[Start]

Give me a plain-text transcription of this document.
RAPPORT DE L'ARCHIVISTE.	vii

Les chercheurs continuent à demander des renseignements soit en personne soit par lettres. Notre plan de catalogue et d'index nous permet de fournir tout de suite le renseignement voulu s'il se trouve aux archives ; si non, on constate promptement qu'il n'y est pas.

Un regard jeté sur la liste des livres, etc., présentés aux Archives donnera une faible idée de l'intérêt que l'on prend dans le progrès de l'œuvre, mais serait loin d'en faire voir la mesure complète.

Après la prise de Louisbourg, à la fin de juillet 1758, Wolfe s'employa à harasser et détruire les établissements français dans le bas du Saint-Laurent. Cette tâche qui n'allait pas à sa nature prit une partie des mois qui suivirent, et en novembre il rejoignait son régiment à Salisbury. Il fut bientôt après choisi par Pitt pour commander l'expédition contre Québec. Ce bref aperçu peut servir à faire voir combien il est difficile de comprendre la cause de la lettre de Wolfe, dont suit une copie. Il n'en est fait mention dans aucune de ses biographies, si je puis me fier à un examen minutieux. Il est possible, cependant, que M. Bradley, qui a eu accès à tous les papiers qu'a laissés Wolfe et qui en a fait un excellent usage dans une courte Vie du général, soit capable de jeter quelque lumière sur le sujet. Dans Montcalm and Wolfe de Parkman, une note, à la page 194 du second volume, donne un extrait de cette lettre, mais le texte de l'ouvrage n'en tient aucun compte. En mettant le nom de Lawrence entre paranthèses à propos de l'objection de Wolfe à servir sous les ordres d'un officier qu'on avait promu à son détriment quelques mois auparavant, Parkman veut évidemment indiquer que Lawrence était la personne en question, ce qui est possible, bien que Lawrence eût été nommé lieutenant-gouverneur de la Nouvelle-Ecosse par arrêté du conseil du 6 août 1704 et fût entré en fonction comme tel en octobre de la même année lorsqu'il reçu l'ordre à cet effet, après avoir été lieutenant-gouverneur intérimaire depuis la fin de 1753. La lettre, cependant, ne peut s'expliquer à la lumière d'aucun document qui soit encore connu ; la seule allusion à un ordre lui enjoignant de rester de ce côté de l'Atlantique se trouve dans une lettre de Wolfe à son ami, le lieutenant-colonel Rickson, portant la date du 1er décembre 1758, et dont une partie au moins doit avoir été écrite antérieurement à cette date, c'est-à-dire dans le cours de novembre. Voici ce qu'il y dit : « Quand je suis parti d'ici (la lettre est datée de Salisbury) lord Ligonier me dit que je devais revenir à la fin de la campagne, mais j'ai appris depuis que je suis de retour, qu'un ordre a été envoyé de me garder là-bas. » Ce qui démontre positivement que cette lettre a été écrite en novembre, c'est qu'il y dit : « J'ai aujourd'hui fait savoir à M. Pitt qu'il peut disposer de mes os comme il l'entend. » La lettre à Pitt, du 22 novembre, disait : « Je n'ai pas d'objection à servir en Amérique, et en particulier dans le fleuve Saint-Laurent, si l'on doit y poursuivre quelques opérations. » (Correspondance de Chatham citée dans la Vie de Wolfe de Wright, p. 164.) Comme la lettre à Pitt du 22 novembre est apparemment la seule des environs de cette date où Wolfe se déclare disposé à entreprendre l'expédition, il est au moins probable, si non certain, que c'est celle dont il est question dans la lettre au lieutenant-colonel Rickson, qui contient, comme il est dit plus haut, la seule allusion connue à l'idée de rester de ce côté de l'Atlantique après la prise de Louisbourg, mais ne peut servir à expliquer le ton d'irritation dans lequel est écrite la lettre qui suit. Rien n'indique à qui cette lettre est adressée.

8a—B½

[End]

**Set problem:**
Extract each record, keeping it identical to the original.

**Expected answer:**
Give me a plain-text transcription of this document.
RAPPORT DE L'ARCHIVISTE.	vii

Les chercheurs continuent à demander des renseignements soit en personne soit par lettres. Notre plan de catalogue et d'index nous permet de fournir tout de suite le renseignement voulu s'il se trouve aux archives ; si non, on constate promptement qu'il n'y est pas.

Un regard jeté sur la liste des livres, etc., présentés aux Archives donnera une faible idée de l'intérêt que l'on prend dans le progrès de l'œuvre, mais serait loin d'en faire voir la mesure complète.

Après la prise de Louisbourg, à la fin de juillet 1758, Wolfe s'employa à harasser et détruire les établissements français dans le bas du Saint-Laurent. Cette tâche qui n'allait pas à sa nature prit une partie des mois qui suivirent, et en novembre il rejoignait son régiment à Salisbury. Il fut bientôt après choisi par Pitt pour commander l'expédition contre Québec. Ce bref aperçu peut servir à faire voir combien il est difficile de comprendre la cause de la lettre de Wolfe, dont suit une copie. Il n'en est fait mention dans aucune de ses biographies, si je puis me fier à un examen minutieux. Il est possible, cependant, que M. Bradley, qui a eu accès à tous les papiers qu'a laissés Wolfe et qui en a fait un excellent usage dans une courte Vie du général, soit capable de jeter quelque lumière sur le sujet. Dans Montcalm and Wolfe de Parkman, une note, à la page 194 du second volume, donne un extrait de cette lettre, mais le texte de l'ouvrage n'en tient aucun compte. En mettant le nom de Lawrence entre paranthèses à propos de l'objection de Wolfe à servir sous les ordres d'un officier qu'on avait promu à son détriment quelques mois auparavant, Parkman veut évidemment indiquer que Lawrence était la personne en question, ce qui est possible, bien que Lawrence eût été nommé lieutenant-gouverneur de la Nouvelle-Ecosse par arrêté du conseil du 6 août 1704 et fût entré en fonction comme tel en octobre de la même année lorsqu'il reçu l'ordre à cet effet, après avoir été lieutenant-gouverneur intérimaire depuis la fin de 1753. La lettre, cependant, ne peut s'expliquer à la lumière d'aucun document qui soit encore connu ; la seule allusion à un ordre lui enjoignant de rester de ce côté de l'Atlantique se trouve dans une lettre de Wolfe à son ami, le lieutenant-colonel Rickson, portant la date du 1er décembre 1758, et dont une partie au moins doit avoir été écrite antérieurement à cette date, c'est-à-dire dans le cours de novembre. Voici ce qu'il y dit : « Quand je suis parti d'ici (la lettre est datée de Salisbury) lord Ligonier me dit que je devais revenir à la fin de la campagne, mais j'ai appris depuis que je suis de retour, qu'un ordre a été envoyé de me garder là-bas. » Ce qui démontre positivement que cette lettre a été écrite en novembre, c'est qu'il y dit : « J'ai aujourd'hui fait savoir à M. Pitt qu'il peut disposer de mes os comme il l'entend. » La lettre à Pitt, du 22 novembre, disait : « Je n'ai pas d'objection à servir en Amérique, et en particulier dans le fleuve Saint-Laurent, si l'on doit y poursuivre quelques opérations. » (Correspondance de Chatham citée dans la Vie de Wolfe de Wright, p. 164.) Comme la lettre à Pitt du 22 novembre est apparemment la seule des environs de cette date où Wolfe se déclare disposé à entreprendre l'expédition, il est au moins probable, si non certain, que c'est celle dont il est question dans la lettre au lieutenant-colonel Rickson, qui contient, comme il est dit plus haut, la seule allusion connue à l'idée de rester de ce côté de l'Atlantique après la prise de Louisbourg, mais ne peut servir à expliquer le ton d'irritation dans lequel est écrite la lettre qui suit. Rien n'indique à qui cette lettre est adressée.

8a—B½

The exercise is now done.